▶ [YOUR GOAL]: Count the lines in the material below that contain the string "icon". Give only the number.

● ● ●

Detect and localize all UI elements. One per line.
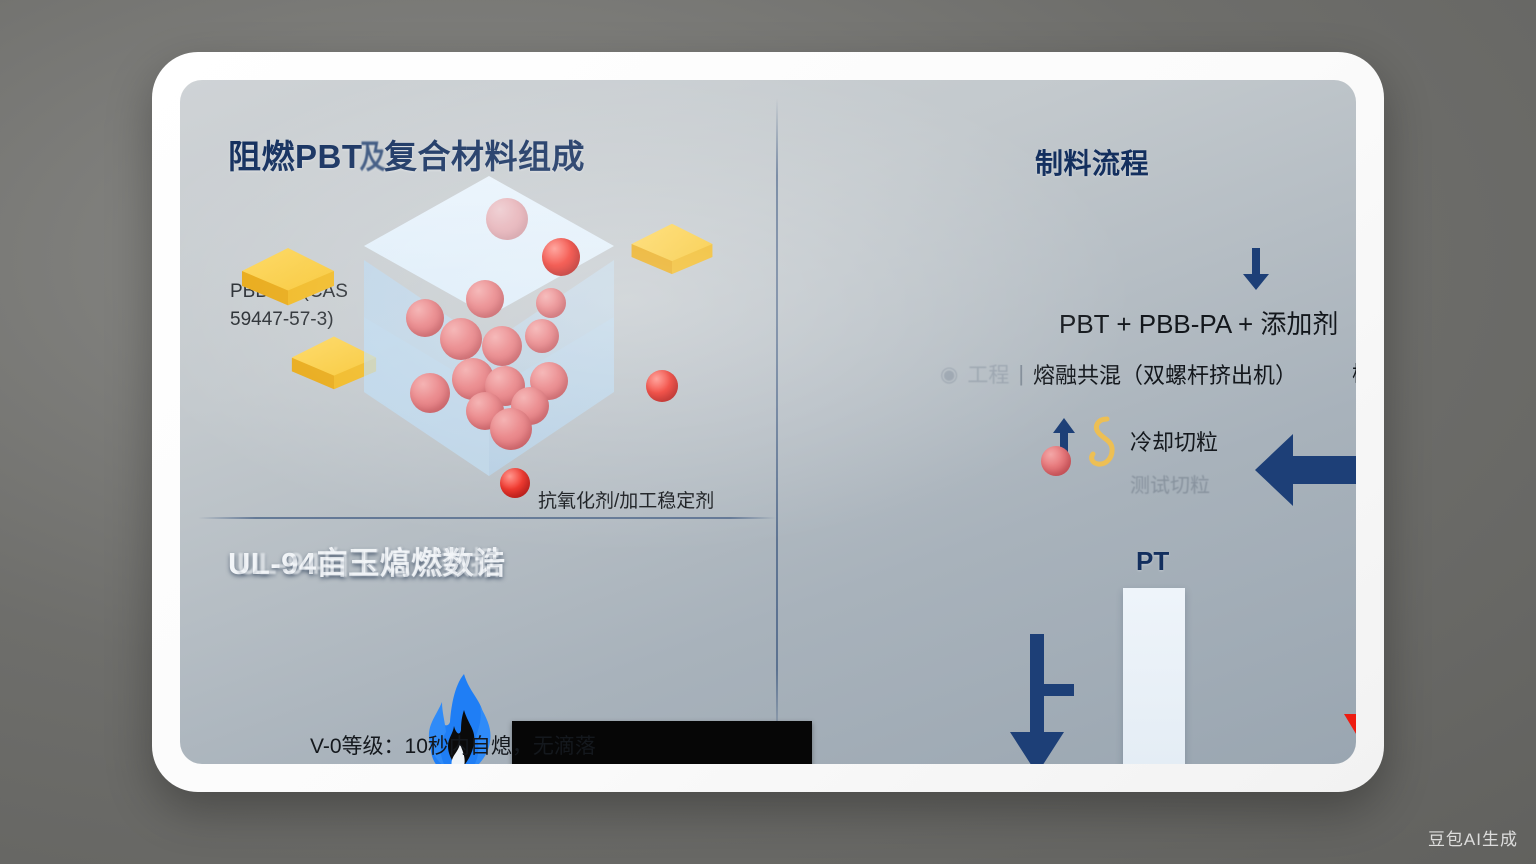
filler-sphere (490, 408, 532, 450)
horizontal-divider (198, 517, 776, 519)
infographic-canvas: 阻燃PBT及复合材料组成 PBB-PA (CAS 59447-57-3) (0, 0, 1536, 864)
arrow-down-red-icon (1342, 656, 1356, 764)
loi-bar-left (1123, 588, 1185, 764)
bar-label-pt: PT (1136, 546, 1169, 577)
inner-panel: 阻燃PBT及复合材料组成 PBB-PA (CAS 59447-57-3) (180, 80, 1356, 764)
ul94-title: UL-94亩玉熇燃数诰 (228, 538, 506, 583)
bent-arrow-left-icon (1253, 408, 1356, 528)
legend-sphere-marker (500, 468, 530, 498)
melt-step-row: ◉ 工程 | 熔融共混（双螺杆挤出机） (940, 358, 1297, 390)
gear-ghost-icon: ◉ (940, 362, 958, 387)
ul94-caption: V-0等级：10秒内自熄，无滴落 (310, 730, 596, 760)
filler-sphere (525, 319, 559, 353)
cool-step-sublabel: 测试切粒 (1130, 469, 1210, 498)
formula-text: PBT + PBB-PA + 添加剂 (1059, 304, 1338, 341)
stabilizer-sphere-outside (646, 370, 678, 402)
filler-sphere (406, 299, 444, 337)
filler-sphere (536, 288, 566, 318)
mold-step-label: 模压成测试样品 (1352, 358, 1356, 388)
vertical-divider (776, 98, 778, 748)
filler-sphere (440, 318, 482, 360)
melt-step-text: 熔融共混（双螺杆挤出机） (1033, 358, 1297, 390)
filler-sphere (410, 373, 450, 413)
arrow-down-icon (1004, 634, 1078, 764)
filler-sphere (482, 326, 522, 366)
cool-step-label: 冷却切粒 (1130, 425, 1218, 457)
filler-sphere (486, 198, 528, 240)
right-panel-title: 制料流程 (1035, 142, 1149, 182)
arrow-down-icon (1243, 248, 1269, 290)
cube-shape (364, 176, 614, 426)
additive-slab-icon (242, 248, 334, 310)
legend-label: 抗氧化剂/加工稳定剂 (538, 486, 714, 513)
additive-slab-icon (632, 224, 713, 279)
pellet-icon (1041, 446, 1071, 476)
watermark: 豆包AI生成 (1428, 825, 1518, 850)
melt-separator: | (1018, 361, 1024, 387)
filler-sphere (542, 238, 580, 276)
card-frame: 阻燃PBT及复合材料组成 PBB-PA (CAS 59447-57-3) (152, 52, 1384, 792)
filler-sphere (466, 280, 504, 318)
melt-ghost-prefix: 工程 (967, 359, 1009, 389)
coil-icon (1089, 415, 1119, 477)
ul94-title-text: UL-94亩玉熇燃数诰 (228, 538, 506, 583)
composite-cube-illustration (180, 80, 776, 517)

● ● ●

▶ [SOLUTION TO THIS EXERCISE]: 9